* BEGIN Records for the task *

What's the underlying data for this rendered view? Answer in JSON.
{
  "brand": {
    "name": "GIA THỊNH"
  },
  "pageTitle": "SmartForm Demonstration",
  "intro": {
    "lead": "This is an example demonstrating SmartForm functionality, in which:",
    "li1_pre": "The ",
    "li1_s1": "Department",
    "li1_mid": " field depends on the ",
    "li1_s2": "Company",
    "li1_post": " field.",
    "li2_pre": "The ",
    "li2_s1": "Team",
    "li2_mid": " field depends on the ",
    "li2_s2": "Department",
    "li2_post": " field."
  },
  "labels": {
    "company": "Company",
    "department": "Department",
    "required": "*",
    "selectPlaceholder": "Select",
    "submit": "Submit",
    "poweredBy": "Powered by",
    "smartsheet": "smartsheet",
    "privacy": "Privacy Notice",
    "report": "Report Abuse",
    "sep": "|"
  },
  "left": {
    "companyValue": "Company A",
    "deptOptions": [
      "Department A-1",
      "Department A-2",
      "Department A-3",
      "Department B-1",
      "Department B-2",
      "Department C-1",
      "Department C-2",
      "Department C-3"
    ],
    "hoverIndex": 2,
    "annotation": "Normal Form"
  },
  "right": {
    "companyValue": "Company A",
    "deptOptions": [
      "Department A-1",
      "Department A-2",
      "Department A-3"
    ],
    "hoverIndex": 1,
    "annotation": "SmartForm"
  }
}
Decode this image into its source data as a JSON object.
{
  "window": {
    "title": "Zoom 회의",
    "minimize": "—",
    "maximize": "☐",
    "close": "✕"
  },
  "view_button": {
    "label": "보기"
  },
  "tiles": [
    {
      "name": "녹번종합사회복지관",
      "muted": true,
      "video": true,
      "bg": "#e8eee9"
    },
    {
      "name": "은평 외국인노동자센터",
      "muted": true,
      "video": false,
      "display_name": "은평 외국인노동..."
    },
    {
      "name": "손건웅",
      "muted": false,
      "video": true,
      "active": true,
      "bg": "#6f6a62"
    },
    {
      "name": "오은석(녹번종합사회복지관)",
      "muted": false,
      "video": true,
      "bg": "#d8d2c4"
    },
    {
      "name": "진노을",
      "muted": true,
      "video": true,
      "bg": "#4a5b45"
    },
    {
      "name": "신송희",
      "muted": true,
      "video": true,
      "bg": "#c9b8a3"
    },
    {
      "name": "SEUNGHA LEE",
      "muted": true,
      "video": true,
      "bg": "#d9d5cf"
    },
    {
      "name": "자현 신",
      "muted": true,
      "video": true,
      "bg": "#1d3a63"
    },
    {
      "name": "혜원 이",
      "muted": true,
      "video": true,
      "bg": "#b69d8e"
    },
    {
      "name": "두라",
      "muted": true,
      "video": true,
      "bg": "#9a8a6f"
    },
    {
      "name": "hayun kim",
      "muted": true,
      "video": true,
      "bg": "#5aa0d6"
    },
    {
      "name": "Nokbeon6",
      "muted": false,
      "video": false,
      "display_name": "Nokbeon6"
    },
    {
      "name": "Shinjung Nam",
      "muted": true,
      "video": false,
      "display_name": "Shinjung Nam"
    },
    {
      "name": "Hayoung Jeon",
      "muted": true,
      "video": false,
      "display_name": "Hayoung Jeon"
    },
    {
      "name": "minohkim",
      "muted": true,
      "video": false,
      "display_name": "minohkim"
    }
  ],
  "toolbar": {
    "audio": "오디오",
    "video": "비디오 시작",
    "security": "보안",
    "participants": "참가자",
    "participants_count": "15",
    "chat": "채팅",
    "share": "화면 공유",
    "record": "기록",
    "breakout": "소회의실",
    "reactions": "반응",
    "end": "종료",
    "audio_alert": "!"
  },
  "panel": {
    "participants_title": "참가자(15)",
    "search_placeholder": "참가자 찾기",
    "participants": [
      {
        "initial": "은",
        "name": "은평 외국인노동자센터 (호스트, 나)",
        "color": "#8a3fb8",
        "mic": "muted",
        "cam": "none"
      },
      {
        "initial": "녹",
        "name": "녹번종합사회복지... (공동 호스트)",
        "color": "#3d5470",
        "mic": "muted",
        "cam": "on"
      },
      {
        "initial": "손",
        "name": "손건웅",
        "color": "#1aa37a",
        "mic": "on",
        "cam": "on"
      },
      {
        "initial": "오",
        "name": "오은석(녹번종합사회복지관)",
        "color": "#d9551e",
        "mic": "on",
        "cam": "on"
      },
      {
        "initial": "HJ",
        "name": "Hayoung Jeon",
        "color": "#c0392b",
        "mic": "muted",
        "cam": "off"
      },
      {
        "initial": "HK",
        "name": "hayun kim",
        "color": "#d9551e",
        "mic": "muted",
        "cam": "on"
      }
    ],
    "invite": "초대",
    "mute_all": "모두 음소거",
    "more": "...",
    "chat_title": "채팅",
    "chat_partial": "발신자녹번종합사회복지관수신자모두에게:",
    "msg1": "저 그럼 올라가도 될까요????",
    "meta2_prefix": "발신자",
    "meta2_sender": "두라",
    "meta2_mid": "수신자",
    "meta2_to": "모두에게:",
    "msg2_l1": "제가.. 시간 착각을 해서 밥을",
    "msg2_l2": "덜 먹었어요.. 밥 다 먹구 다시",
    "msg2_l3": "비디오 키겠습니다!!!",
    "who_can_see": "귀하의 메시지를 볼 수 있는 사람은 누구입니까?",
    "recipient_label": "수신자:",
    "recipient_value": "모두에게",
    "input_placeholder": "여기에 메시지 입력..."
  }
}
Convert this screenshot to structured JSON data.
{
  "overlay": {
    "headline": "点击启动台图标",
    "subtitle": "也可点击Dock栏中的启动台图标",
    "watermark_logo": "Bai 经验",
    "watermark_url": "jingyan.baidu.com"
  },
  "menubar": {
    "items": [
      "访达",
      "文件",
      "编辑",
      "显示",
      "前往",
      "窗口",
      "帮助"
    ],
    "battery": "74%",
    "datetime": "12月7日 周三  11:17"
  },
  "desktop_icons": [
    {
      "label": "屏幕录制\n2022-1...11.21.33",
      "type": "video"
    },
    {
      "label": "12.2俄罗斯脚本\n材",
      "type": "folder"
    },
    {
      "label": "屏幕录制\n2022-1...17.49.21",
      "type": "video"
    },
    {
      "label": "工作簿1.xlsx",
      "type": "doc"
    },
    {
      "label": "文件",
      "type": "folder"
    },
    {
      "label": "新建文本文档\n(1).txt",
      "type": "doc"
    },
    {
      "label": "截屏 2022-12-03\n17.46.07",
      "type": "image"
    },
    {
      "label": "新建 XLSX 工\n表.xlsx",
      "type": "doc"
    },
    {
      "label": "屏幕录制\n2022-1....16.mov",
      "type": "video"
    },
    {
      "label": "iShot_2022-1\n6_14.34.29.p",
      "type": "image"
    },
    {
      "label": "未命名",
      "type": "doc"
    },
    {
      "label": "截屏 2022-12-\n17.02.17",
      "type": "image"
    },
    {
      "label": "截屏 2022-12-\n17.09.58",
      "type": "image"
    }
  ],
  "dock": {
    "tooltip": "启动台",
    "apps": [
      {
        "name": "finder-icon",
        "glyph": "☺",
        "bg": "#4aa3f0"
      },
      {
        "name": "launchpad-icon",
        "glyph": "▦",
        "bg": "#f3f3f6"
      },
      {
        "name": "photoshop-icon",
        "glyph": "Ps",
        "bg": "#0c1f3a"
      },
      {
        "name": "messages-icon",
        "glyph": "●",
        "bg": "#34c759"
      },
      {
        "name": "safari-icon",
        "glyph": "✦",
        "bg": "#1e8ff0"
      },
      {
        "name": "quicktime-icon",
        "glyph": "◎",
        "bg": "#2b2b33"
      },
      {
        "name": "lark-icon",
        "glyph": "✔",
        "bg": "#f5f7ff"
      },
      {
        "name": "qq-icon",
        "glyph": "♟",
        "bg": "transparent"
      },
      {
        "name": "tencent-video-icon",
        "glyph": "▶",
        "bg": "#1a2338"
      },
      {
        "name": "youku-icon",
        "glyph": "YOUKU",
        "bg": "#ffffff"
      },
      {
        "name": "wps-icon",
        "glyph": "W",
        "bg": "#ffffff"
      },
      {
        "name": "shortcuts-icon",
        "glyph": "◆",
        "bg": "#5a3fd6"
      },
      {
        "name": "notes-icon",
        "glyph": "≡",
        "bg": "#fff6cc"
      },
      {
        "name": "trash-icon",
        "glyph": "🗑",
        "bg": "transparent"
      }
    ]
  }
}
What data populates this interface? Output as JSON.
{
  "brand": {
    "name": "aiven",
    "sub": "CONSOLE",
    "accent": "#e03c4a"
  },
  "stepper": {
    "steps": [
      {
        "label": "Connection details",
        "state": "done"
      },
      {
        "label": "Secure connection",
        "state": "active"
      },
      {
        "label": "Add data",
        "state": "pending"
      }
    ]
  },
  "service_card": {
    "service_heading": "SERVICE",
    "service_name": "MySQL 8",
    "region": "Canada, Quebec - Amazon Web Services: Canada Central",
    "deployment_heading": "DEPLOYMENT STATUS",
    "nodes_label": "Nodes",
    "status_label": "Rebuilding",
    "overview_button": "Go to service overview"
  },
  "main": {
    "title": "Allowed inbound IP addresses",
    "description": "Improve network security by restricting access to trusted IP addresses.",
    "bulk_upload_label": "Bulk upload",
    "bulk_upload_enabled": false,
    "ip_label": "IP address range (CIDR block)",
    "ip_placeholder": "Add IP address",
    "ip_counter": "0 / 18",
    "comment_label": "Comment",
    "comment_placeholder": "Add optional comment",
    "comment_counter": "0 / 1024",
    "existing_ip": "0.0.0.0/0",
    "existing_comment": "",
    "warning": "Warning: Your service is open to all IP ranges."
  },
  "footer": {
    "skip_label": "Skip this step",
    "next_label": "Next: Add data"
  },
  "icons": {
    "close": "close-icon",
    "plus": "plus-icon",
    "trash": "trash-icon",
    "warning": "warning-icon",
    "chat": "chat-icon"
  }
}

* END Records for the task *

▶ What is needed
Lines that hold the word "depends" are the ones to return, every one of them.

▶ Output for this task
    "li1_mid": " field depends on the ",
    "li2_mid": " field depends on the ",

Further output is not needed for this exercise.